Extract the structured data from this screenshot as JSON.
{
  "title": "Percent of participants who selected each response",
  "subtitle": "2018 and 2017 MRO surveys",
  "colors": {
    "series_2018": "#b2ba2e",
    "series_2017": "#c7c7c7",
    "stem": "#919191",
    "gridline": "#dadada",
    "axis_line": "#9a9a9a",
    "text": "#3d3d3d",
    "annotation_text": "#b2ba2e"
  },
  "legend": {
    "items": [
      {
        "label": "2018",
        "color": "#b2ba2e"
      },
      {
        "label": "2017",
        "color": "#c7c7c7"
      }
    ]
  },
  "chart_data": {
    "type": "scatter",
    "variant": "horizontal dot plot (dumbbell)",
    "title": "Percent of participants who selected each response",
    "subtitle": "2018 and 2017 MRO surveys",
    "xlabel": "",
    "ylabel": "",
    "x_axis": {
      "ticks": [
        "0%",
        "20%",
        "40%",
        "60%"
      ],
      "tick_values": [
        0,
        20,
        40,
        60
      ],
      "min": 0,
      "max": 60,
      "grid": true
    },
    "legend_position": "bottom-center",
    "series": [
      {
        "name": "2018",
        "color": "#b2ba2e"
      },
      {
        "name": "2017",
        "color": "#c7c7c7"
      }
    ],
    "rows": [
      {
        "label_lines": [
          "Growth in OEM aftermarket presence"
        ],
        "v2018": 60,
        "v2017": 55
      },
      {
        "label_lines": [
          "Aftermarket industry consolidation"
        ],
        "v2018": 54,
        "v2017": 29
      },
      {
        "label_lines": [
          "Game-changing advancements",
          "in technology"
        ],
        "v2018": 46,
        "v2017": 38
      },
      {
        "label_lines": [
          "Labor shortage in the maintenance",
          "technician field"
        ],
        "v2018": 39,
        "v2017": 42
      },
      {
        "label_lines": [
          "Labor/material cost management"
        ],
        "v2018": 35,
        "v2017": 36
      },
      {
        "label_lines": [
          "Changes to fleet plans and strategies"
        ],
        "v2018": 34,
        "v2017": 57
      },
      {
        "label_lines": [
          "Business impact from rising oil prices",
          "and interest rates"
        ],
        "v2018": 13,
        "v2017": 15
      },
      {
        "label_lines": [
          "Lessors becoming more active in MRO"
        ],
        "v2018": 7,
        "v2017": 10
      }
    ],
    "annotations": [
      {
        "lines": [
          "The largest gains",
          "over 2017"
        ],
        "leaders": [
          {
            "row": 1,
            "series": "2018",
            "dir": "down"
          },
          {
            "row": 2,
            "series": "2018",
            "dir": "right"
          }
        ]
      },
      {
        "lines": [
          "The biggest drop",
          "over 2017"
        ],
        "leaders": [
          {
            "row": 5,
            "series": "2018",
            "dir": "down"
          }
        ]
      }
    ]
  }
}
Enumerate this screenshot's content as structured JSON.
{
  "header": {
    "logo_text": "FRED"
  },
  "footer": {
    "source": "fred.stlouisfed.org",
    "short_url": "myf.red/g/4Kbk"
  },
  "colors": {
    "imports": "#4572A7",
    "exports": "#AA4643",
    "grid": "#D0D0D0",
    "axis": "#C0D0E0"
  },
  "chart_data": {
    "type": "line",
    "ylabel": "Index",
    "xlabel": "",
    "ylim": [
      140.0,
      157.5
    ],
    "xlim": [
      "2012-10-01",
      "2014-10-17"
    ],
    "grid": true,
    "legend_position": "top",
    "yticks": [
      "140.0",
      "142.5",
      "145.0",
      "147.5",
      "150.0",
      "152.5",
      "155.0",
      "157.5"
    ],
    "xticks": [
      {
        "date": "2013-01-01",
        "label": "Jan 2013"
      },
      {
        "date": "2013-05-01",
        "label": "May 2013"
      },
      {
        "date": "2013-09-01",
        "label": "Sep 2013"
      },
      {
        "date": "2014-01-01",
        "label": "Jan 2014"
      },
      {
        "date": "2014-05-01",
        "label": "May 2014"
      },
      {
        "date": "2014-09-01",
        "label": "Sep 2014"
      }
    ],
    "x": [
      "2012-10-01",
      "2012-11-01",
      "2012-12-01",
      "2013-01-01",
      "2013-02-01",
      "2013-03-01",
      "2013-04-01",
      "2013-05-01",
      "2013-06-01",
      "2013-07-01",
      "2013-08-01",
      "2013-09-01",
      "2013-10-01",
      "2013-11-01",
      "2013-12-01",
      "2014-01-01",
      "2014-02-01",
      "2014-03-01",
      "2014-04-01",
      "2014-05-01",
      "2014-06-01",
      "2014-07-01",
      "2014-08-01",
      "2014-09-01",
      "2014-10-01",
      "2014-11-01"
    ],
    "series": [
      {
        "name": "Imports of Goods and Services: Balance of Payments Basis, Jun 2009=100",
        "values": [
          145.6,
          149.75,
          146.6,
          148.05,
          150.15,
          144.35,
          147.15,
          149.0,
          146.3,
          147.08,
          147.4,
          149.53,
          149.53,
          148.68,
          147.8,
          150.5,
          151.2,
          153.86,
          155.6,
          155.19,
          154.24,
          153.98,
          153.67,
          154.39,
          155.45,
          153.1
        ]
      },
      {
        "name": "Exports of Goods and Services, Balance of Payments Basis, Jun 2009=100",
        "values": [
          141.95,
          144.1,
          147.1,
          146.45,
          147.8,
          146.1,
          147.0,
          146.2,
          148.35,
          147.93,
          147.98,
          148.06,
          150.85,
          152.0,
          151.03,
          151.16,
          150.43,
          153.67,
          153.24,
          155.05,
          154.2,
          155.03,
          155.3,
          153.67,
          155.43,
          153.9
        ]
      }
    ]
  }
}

*What the task requires*. Pull out each line of the entries that contains "this".

*Task result*.
Extract the structured data from this screenshot as JSON.
Enumerate this screenshot's content as structured JSON.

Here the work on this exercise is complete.